## Start RECORDS PROVIDED

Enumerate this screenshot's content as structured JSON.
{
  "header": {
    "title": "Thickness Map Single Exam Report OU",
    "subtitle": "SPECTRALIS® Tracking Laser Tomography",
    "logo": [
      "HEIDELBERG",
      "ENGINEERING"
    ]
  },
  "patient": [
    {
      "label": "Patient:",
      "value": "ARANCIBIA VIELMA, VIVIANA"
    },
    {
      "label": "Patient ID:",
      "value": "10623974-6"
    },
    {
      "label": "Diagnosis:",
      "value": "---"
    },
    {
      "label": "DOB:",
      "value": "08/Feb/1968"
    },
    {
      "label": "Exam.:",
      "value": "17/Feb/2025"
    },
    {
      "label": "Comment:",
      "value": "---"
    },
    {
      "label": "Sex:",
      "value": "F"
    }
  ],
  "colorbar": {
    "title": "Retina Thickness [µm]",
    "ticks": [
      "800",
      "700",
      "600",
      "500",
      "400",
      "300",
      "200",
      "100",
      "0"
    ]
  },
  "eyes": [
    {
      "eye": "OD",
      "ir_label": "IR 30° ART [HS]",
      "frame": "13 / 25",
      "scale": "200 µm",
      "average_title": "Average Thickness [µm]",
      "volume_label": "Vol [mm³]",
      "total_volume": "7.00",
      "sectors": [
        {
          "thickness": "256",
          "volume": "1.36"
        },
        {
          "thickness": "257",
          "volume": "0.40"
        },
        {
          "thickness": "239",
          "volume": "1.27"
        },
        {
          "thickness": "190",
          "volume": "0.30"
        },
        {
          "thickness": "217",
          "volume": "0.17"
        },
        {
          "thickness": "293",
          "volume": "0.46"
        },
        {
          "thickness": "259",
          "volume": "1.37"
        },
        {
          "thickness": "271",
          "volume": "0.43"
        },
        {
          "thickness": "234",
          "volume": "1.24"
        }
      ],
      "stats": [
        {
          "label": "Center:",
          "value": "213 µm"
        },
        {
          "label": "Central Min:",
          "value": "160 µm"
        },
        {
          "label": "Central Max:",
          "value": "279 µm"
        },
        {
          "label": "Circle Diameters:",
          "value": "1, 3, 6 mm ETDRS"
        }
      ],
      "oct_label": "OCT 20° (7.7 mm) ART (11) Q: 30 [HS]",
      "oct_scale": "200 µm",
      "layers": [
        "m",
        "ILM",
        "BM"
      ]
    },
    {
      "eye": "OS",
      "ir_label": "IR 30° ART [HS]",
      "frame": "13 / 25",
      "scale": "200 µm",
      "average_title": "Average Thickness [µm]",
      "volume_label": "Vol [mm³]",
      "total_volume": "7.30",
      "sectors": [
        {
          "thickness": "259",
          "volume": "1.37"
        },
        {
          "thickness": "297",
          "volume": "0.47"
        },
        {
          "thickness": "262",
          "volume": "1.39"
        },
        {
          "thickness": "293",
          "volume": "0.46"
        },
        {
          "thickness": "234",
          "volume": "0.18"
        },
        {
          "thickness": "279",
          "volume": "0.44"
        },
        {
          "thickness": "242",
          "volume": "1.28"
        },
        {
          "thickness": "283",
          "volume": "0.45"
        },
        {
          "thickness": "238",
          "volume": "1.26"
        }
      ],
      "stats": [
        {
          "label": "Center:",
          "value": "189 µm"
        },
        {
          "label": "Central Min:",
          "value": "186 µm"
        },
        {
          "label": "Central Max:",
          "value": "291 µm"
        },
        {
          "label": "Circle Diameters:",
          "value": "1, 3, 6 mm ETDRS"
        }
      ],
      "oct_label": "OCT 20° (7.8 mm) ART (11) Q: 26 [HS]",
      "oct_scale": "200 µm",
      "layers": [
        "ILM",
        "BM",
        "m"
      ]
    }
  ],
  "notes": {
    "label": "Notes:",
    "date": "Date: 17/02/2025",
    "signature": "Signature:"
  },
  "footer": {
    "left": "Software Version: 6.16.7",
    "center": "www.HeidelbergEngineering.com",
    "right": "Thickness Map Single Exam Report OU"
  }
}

## End RECORDS PROVIDED

» STATED GOAL
Write out all records exactly, keeping every detail.

» RESULT OF THIS TASK
Enumerate this screenshot's content as structured JSON.
{
  "header": {
    "title": "Thickness Map Single Exam Report OU",
    "subtitle": "SPECTRALIS® Tracking Laser Tomography",
    "logo": [
      "HEIDELBERG",
      "ENGINEERING"
    ]
  },
  "patient": [
    {
      "label": "Patient:",
      "value": "ARANCIBIA VIELMA, VIVIANA"
    },
    {
      "label": "Patient ID:",
      "value": "10623974-6"
    },
    {
      "label": "Diagnosis:",
      "value": "---"
    },
    {
      "label": "DOB:",
      "value": "08/Feb/1968"
    },
    {
      "label": "Exam.:",
      "value": "17/Feb/2025"
    },
    {
      "label": "Comment:",
      "value": "---"
    },
    {
      "label": "Sex:",
      "value": "F"
    }
  ],
  "colorbar": {
    "title": "Retina Thickness [µm]",
    "ticks": [
      "800",
      "700",
      "600",
      "500",
      "400",
      "300",
      "200",
      "100",
      "0"
    ]
  },
  "eyes": [
    {
      "eye": "OD",
      "ir_label": "IR 30° ART [HS]",
      "frame": "13 / 25",
      "scale": "200 µm",
      "average_title": "Average Thickness [µm]",
      "volume_label": "Vol [mm³]",
      "total_volume": "7.00",
      "sectors": [
        {
          "thickness": "256",
          "volume": "1.36"
        },
        {
          "thickness": "257",
          "volume": "0.40"
        },
        {
          "thickness": "239",
          "volume": "1.27"
        },
        {
          "thickness": "190",
          "volume": "0.30"
        },
        {
          "thickness": "217",
          "volume": "0.17"
        },
        {
          "thickness": "293",
          "volume": "0.46"
        },
        {
          "thickness": "259",
          "volume": "1.37"
        },
        {
          "thickness": "271",
          "volume": "0.43"
        },
        {
          "thickness": "234",
          "volume": "1.24"
        }
      ],
      "stats": [
        {
          "label": "Center:",
          "value": "213 µm"
        },
        {
          "label": "Central Min:",
          "value": "160 µm"
        },
        {
          "label": "Central Max:",
          "value": "279 µm"
        },
        {
          "label": "Circle Diameters:",
          "value": "1, 3, 6 mm ETDRS"
        }
      ],
      "oct_label": "OCT 20° (7.7 mm) ART (11) Q: 30 [HS]",
      "oct_scale": "200 µm",
      "layers": [
        "m",
        "ILM",
        "BM"
      ]
    },
    {
      "eye": "OS",
      "ir_label": "IR 30° ART [HS]",
      "frame": "13 / 25",
      "scale": "200 µm",
      "average_title": "Average Thickness [µm]",
      "volume_label": "Vol [mm³]",
      "total_volume": "7.30",
      "sectors": [
        {
          "thickness": "259",
          "volume": "1.37"
        },
        {
          "thickness": "297",
          "volume": "0.47"
        },
        {
          "thickness": "262",
          "volume": "1.39"
        },
        {
          "thickness": "293",
          "volume": "0.46"
        },
        {
          "thickness": "234",
          "volume": "0.18"
        },
        {
          "thickness": "279",
          "volume": "0.44"
        },
        {
          "thickness": "242",
          "volume": "1.28"
        },
        {
          "thickness": "283",
          "volume": "0.45"
        },
        {
          "thickness": "238",
          "volume": "1.26"
        }
      ],
      "stats": [
        {
          "label": "Center:",
          "value": "189 µm"
        },
        {
          "label": "Central Min:",
          "value": "186 µm"
        },
        {
          "label": "Central Max:",
          "value": "291 µm"
        },
        {
          "label": "Circle Diameters:",
          "value": "1, 3, 6 mm ETDRS"
        }
      ],
      "oct_label": "OCT 20° (7.8 mm) ART (11) Q: 26 [HS]",
      "oct_scale": "200 µm",
      "layers": [
        "ILM",
        "BM",
        "m"
      ]
    }
  ],
  "notes": {
    "label": "Notes:",
    "date": "Date: 17/02/2025",
    "signature": "Signature:"
  },
  "footer": {
    "left": "Software Version: 6.16.7",
    "center": "www.HeidelbergEngineering.com",
    "right": "Thickness Map Single Exam Report OU"
  }
}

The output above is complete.